— Task description —
Only the number is wanted: how many lines contain the string "Manuf"?
- - -
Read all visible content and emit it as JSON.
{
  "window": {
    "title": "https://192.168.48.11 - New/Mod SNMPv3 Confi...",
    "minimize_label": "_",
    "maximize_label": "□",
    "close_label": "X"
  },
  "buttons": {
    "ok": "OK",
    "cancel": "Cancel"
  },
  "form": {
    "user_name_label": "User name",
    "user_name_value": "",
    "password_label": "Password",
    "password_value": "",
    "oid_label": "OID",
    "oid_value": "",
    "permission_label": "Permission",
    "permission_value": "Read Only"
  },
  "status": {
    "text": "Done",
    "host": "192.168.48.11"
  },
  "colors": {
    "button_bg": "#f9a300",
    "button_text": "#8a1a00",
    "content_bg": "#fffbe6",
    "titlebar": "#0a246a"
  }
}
- - -
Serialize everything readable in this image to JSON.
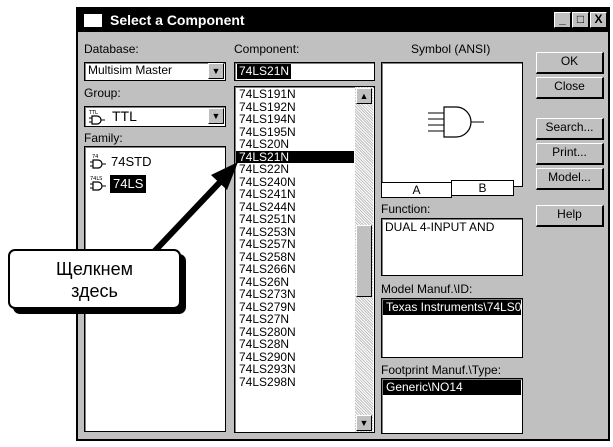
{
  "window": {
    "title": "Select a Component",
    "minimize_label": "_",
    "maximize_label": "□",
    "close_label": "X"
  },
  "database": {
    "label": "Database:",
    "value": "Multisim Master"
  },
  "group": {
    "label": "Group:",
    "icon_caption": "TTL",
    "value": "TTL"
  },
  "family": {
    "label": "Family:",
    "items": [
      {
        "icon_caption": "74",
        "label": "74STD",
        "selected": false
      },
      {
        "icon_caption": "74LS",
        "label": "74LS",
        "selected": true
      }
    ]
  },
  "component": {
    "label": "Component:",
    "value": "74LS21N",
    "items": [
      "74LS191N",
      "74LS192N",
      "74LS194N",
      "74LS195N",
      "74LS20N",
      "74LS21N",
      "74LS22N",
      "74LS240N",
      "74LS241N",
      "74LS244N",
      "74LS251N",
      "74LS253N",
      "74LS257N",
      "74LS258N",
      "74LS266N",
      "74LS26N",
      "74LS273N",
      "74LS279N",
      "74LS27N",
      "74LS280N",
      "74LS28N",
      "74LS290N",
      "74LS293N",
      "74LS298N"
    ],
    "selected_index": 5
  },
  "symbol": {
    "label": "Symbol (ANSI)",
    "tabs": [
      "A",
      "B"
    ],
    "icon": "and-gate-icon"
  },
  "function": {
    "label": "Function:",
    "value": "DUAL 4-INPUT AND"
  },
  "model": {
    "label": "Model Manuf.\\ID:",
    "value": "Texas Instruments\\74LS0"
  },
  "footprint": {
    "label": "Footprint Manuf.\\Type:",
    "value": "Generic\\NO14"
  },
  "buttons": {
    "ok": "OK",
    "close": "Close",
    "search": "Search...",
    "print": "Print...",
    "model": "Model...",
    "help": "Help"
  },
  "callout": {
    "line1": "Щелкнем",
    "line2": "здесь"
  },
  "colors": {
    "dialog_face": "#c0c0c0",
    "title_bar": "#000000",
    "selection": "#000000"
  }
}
- - -
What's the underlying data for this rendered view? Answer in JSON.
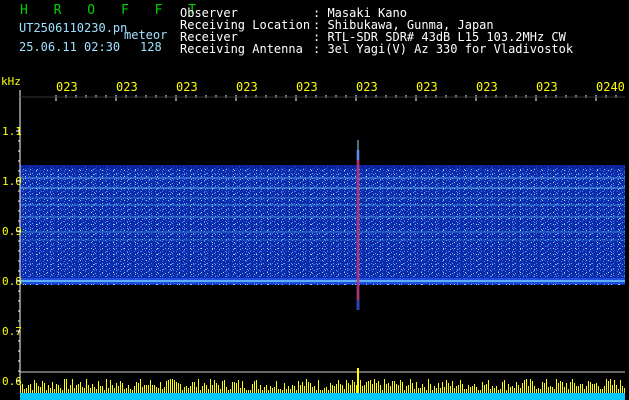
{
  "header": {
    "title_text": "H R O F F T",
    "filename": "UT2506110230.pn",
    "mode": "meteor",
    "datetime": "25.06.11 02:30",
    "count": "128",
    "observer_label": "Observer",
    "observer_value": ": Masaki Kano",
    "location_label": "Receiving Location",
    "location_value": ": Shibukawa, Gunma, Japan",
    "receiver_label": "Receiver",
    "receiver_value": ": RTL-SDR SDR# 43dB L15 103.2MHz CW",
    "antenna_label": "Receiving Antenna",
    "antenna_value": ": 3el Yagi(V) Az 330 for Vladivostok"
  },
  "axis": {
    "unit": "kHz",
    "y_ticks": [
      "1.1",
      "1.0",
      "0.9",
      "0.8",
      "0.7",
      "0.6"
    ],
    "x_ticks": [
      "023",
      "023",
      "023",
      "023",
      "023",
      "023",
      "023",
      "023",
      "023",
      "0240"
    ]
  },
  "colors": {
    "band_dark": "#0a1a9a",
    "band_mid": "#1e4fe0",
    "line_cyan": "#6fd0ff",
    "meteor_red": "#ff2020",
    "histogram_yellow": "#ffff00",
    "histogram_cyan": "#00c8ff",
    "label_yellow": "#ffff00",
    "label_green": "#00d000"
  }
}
- - -
— Exercise solution —
2